** START Provided records **

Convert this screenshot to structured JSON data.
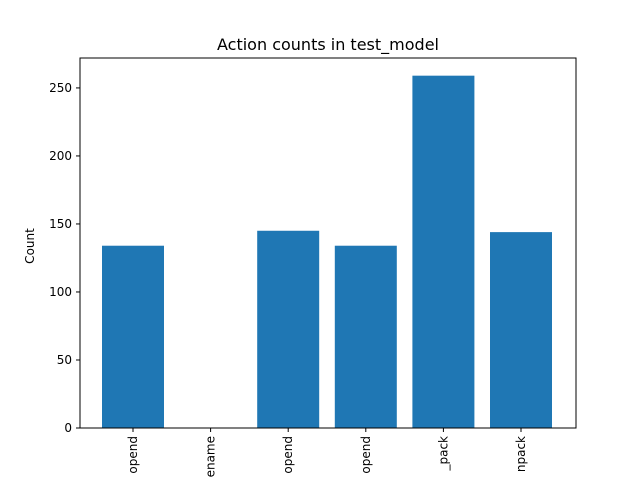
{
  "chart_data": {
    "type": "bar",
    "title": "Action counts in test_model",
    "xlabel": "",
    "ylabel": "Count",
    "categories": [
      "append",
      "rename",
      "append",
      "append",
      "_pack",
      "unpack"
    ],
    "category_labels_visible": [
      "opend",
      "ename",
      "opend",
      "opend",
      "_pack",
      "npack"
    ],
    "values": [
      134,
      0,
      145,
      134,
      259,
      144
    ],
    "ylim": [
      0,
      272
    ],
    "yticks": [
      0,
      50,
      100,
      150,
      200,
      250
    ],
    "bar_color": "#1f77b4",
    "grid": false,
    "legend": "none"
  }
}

** END Provided records **

(Short task):
Nothing but the pictures may be dropped; output the records above exactly.

(Final result):
Convert this screenshot to structured JSON data.
{
  "chart_data": {
    "type": "bar",
    "title": "Action counts in test_model",
    "xlabel": "",
    "ylabel": "Count",
    "categories": [
      "append",
      "rename",
      "append",
      "append",
      "_pack",
      "unpack"
    ],
    "category_labels_visible": [
      "opend",
      "ename",
      "opend",
      "opend",
      "_pack",
      "npack"
    ],
    "values": [
      134,
      0,
      145,
      134,
      259,
      144
    ],
    "ylim": [
      0,
      272
    ],
    "yticks": [
      0,
      50,
      100,
      150,
      200,
      250
    ],
    "bar_color": "#1f77b4",
    "grid": false,
    "legend": "none"
  }
}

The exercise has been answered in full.